§ Task input:

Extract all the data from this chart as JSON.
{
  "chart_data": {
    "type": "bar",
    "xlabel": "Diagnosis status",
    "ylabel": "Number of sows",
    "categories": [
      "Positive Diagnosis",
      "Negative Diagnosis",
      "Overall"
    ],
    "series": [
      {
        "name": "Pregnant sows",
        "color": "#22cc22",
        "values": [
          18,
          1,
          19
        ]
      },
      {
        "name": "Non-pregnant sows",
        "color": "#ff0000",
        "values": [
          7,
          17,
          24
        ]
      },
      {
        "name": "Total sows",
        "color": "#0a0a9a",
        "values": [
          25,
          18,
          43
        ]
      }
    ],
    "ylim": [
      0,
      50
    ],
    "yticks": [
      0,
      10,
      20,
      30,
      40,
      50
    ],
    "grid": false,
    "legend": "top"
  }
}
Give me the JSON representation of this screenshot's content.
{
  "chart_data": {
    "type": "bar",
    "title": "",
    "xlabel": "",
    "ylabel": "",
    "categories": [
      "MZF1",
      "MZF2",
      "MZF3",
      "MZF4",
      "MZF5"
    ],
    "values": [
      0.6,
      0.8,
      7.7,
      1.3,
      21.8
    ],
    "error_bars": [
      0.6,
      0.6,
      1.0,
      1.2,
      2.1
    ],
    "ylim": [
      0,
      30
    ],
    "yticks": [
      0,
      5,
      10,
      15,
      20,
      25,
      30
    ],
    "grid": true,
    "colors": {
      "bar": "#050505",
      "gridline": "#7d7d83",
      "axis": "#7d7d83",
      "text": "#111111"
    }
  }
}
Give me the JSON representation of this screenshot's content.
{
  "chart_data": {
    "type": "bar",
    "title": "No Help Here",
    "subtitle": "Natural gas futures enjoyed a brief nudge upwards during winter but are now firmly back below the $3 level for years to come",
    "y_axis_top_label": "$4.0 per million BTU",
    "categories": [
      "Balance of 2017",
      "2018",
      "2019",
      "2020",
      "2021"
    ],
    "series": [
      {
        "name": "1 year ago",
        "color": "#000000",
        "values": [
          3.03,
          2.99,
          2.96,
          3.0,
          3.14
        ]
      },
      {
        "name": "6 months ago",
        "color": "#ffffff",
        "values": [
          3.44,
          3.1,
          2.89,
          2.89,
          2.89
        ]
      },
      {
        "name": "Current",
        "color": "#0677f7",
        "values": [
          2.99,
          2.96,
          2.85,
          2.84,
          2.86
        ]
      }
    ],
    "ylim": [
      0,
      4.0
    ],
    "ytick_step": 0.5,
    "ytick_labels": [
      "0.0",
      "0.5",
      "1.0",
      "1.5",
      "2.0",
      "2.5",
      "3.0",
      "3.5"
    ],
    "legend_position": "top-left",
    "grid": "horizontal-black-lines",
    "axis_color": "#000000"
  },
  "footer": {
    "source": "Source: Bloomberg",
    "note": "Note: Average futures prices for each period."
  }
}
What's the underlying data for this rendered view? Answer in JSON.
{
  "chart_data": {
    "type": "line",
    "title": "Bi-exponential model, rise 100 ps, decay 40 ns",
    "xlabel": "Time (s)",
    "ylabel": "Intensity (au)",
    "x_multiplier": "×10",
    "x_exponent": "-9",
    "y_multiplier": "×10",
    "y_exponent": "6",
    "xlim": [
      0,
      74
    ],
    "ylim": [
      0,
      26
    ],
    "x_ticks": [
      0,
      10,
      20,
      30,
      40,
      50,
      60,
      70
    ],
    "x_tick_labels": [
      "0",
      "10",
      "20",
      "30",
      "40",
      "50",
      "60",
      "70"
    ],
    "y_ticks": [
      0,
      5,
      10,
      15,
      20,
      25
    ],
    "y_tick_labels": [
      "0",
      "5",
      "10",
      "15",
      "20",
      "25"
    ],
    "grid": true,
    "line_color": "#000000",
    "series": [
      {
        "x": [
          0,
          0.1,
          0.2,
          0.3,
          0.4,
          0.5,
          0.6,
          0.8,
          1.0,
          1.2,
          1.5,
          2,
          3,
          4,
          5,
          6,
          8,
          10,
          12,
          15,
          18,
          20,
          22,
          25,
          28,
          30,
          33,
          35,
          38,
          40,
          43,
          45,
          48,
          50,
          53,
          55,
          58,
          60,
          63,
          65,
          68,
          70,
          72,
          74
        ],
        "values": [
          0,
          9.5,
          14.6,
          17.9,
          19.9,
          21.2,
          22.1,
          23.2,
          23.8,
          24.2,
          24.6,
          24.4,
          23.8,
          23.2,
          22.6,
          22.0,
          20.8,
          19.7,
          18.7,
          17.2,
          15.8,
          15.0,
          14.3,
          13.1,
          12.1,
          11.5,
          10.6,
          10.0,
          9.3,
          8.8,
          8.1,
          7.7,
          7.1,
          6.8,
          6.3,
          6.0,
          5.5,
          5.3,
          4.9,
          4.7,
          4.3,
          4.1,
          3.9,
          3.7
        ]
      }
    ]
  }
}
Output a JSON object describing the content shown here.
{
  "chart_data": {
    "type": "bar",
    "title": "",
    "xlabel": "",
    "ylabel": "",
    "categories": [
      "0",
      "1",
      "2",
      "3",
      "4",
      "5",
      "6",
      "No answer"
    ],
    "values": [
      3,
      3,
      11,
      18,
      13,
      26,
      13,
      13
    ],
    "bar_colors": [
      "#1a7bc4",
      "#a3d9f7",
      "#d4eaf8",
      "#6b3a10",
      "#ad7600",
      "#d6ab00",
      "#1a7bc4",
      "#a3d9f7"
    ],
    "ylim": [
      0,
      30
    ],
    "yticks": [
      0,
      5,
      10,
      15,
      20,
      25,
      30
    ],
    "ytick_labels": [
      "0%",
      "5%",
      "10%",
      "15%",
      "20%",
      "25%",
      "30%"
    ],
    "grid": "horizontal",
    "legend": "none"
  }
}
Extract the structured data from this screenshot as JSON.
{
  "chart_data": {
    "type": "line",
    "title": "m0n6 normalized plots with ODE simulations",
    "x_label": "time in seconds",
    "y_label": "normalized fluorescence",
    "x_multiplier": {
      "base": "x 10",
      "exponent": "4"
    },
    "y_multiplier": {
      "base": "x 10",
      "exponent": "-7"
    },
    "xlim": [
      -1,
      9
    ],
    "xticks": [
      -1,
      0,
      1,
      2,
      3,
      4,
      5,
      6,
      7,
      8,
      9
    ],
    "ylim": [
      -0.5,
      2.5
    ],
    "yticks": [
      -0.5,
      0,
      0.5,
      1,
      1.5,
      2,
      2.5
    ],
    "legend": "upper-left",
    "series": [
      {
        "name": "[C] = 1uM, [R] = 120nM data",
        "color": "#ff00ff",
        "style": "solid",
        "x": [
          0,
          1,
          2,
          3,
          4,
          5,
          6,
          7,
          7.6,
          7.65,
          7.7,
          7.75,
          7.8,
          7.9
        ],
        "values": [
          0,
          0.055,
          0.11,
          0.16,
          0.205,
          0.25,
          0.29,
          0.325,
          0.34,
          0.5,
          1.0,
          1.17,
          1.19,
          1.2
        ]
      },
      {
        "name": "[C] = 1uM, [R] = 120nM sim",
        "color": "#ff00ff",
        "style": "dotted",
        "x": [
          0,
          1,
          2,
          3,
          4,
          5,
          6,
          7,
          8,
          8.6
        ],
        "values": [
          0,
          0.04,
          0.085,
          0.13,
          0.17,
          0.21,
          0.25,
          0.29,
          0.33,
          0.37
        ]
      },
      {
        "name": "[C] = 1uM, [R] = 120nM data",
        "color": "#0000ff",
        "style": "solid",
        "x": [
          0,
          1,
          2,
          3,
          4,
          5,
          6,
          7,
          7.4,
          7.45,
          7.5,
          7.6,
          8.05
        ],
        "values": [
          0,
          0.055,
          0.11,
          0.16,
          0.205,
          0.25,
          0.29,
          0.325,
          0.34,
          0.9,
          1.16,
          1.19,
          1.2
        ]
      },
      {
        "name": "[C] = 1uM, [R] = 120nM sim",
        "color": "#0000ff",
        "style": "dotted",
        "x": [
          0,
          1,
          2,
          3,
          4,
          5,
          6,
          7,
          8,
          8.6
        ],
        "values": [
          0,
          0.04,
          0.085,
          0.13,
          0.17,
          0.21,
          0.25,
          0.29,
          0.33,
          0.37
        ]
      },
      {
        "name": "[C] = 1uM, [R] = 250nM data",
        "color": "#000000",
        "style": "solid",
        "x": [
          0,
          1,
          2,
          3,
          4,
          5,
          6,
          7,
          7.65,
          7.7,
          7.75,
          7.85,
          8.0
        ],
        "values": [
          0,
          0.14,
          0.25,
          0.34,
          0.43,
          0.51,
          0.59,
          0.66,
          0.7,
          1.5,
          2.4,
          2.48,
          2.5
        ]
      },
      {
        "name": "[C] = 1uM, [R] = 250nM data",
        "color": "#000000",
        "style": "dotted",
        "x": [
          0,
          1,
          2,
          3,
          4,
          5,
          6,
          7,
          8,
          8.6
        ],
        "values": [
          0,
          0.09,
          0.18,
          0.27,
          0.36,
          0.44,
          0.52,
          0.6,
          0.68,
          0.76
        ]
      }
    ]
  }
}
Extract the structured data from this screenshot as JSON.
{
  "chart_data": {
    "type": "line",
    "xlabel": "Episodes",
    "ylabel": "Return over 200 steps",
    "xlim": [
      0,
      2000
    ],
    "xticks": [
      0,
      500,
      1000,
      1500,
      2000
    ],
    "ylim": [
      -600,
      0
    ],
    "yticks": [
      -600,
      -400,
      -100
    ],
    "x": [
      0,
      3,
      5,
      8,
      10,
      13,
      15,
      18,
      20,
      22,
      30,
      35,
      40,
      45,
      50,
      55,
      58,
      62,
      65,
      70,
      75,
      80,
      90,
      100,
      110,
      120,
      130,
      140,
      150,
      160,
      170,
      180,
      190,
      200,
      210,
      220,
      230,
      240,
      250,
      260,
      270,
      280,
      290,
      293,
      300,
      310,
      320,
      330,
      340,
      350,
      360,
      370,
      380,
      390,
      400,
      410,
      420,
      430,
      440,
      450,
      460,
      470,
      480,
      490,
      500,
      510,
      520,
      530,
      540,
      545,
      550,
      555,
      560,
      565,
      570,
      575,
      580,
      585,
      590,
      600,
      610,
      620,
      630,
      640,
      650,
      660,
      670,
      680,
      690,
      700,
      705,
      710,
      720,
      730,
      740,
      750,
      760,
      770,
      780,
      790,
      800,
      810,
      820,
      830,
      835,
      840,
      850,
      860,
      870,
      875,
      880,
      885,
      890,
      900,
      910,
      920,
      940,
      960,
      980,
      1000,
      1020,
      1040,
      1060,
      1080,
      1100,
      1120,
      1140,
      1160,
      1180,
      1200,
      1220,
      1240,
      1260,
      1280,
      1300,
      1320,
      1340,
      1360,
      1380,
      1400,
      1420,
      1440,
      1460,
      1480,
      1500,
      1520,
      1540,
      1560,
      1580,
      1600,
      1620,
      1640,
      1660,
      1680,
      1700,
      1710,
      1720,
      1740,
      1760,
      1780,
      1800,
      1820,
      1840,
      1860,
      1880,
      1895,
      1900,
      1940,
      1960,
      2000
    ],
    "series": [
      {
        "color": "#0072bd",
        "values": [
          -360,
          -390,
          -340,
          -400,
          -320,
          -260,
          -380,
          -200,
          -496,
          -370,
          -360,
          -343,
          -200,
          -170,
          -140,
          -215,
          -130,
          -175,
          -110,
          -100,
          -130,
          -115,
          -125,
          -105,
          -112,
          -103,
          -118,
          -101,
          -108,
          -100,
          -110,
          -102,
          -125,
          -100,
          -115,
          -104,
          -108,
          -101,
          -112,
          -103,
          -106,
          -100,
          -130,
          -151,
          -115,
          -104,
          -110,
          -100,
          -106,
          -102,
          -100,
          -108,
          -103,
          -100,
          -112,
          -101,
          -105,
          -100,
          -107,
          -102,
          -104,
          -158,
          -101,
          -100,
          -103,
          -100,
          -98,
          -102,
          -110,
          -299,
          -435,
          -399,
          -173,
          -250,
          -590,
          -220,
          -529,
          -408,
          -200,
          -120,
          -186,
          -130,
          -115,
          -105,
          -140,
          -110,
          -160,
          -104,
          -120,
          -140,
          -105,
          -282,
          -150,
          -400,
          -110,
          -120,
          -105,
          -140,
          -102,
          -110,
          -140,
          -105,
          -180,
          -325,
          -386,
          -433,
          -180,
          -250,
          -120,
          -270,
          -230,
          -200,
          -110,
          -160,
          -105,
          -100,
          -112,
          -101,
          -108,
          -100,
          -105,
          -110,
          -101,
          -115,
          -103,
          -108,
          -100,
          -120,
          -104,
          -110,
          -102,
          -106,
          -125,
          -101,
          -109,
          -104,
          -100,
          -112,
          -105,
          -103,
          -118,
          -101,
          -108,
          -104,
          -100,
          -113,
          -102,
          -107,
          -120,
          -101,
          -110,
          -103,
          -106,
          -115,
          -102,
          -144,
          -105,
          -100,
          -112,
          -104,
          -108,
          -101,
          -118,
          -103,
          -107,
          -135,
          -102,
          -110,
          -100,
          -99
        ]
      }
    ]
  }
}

§ Task objective: Search the data above for the word "futures", then gather each line in which it appears.

§ Exercise result:
    "subtitle": "Natural gas futures enjoyed a brief nudge upwards during winter but are now firmly back below the $3 level for years to come",
    "note": "Note: Average futures prices for each period."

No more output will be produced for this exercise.